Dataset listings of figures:
------------------------------------------------------------------------

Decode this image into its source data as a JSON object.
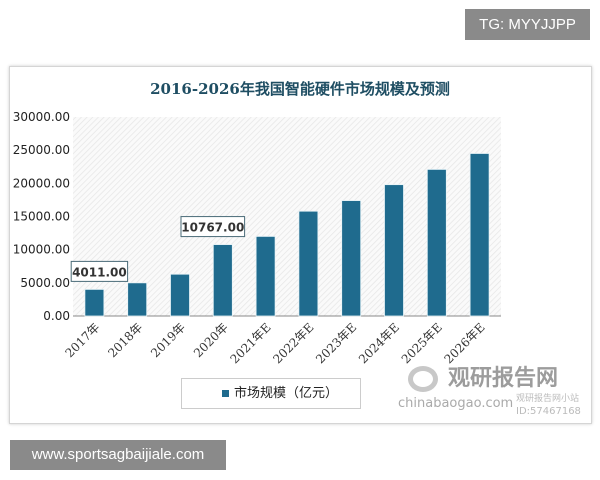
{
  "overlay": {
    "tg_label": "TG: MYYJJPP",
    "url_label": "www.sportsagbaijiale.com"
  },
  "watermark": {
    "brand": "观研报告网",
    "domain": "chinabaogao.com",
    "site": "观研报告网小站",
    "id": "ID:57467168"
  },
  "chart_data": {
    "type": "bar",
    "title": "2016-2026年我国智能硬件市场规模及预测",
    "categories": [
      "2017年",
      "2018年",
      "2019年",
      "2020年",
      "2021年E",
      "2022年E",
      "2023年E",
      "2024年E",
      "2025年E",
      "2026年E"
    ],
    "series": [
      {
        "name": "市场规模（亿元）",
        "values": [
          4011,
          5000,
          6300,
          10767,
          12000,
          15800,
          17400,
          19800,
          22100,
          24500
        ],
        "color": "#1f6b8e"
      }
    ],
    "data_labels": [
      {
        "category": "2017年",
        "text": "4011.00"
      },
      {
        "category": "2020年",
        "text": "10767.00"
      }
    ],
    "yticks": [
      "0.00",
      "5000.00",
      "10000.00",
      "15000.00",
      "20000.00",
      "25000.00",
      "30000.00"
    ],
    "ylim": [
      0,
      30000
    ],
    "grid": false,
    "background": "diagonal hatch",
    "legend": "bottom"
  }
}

------------------------------------------------------------------------

PROMPT:
Reproduce each line word for word and drop the pictures.

RESPONSE TO THE EXERCISE:
Decode this image into its source data as a JSON object.
{
  "overlay": {
    "tg_label": "TG: MYYJJPP",
    "url_label": "www.sportsagbaijiale.com"
  },
  "watermark": {
    "brand": "观研报告网",
    "domain": "chinabaogao.com",
    "site": "观研报告网小站",
    "id": "ID:57467168"
  },
  "chart_data": {
    "type": "bar",
    "title": "2016-2026年我国智能硬件市场规模及预测",
    "categories": [
      "2017年",
      "2018年",
      "2019年",
      "2020年",
      "2021年E",
      "2022年E",
      "2023年E",
      "2024年E",
      "2025年E",
      "2026年E"
    ],
    "series": [
      {
        "name": "市场规模（亿元）",
        "values": [
          4011,
          5000,
          6300,
          10767,
          12000,
          15800,
          17400,
          19800,
          22100,
          24500
        ],
        "color": "#1f6b8e"
      }
    ],
    "data_labels": [
      {
        "category": "2017年",
        "text": "4011.00"
      },
      {
        "category": "2020年",
        "text": "10767.00"
      }
    ],
    "yticks": [
      "0.00",
      "5000.00",
      "10000.00",
      "15000.00",
      "20000.00",
      "25000.00",
      "30000.00"
    ],
    "ylim": [
      0,
      30000
    ],
    "grid": false,
    "background": "diagonal hatch",
    "legend": "bottom"
  }
}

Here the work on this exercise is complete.